(Collection entries)
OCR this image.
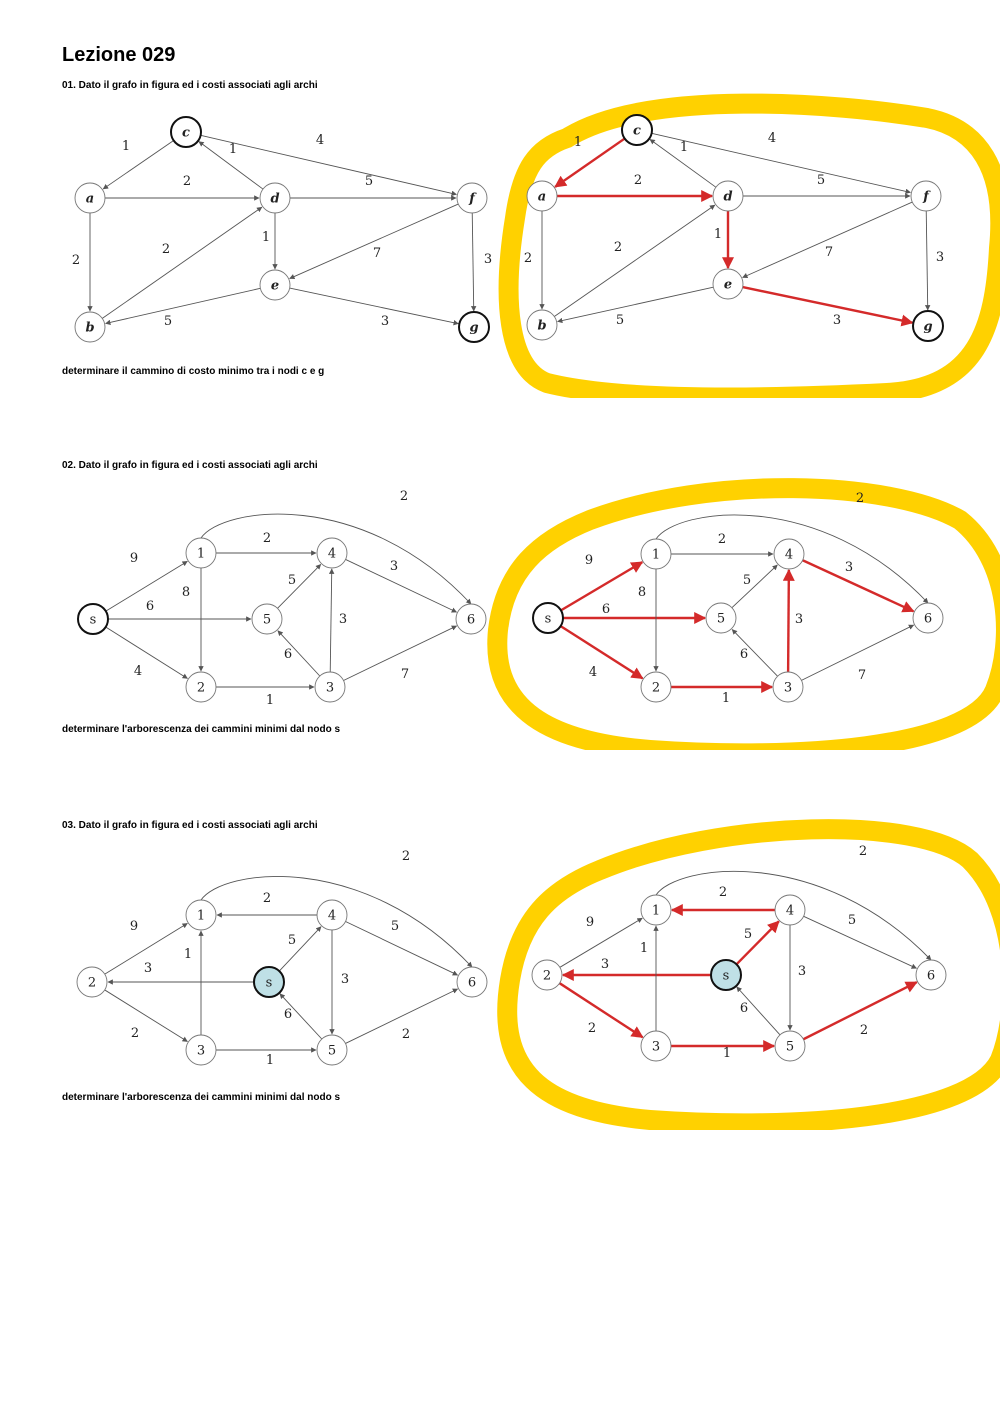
Lezione 029

01. Dato il grafo in figura ed i costi associati agli archi

1	1
4
2	5
2
2
1
7	3
5	3
a
b
c
d
e
f
g
1	1
4
2	5
2
2
1
7	3
5	3
a
b
c
d
e
f
g

determinare il cammino di costo minimo tra i nodi c e g

02. Dato il grafo in figura ed i costi associati agli archi

9
6
4
2
8
2
5
6
3
1
3
7
s
1
2	3
4
5	6
9
6
4
2
8
2
5
6
3
1
3
7
s
1
2	3
4
5	6

determinare l'arborescenza dei cammini minimi dal nodo s

03. Dato il grafo in figura ed i costi associati agli archi

9
3
2
1
2
2
5
6
3
5
1
2
s
1
2
3
4
5
6
9
3
2
1
2
2
5
6
3
5
1
2
s
1
2
3
4
5
6

determinare l'arborescenza dei cammini minimi dal nodo s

§ PROBLEM STATEMENT
Set down the complete material exactly, but do not include the images.

§ THE RESULT
OCR this image.
Lezione 029

01. Dato il grafo in figura ed i costi associati agli archi

1	1
4
2	5
2
2
1
7	3
5	3
a
b
c
d
e
f
g
1	1
4
2	5
2
2
1
7	3
5	3
a
b
c
d
e
f
g

determinare il cammino di costo minimo tra i nodi c e g

02. Dato il grafo in figura ed i costi associati agli archi

9
6
4
2
8
2
5
6
3
1
3
7
s
1
2	3
4
5	6
9
6
4
2
8
2
5
6
3
1
3
7
s
1
2	3
4
5	6

determinare l'arborescenza dei cammini minimi dal nodo s

03. Dato il grafo in figura ed i costi associati agli archi

9
3
2
1
2
2
5
6
3
5
1
2
s
1
2
3
4
5
6
9
3
2
1
2
2
5
6
3
5
1
2
s
1
2
3
4
5
6

determinare l'arborescenza dei cammini minimi dal nodo s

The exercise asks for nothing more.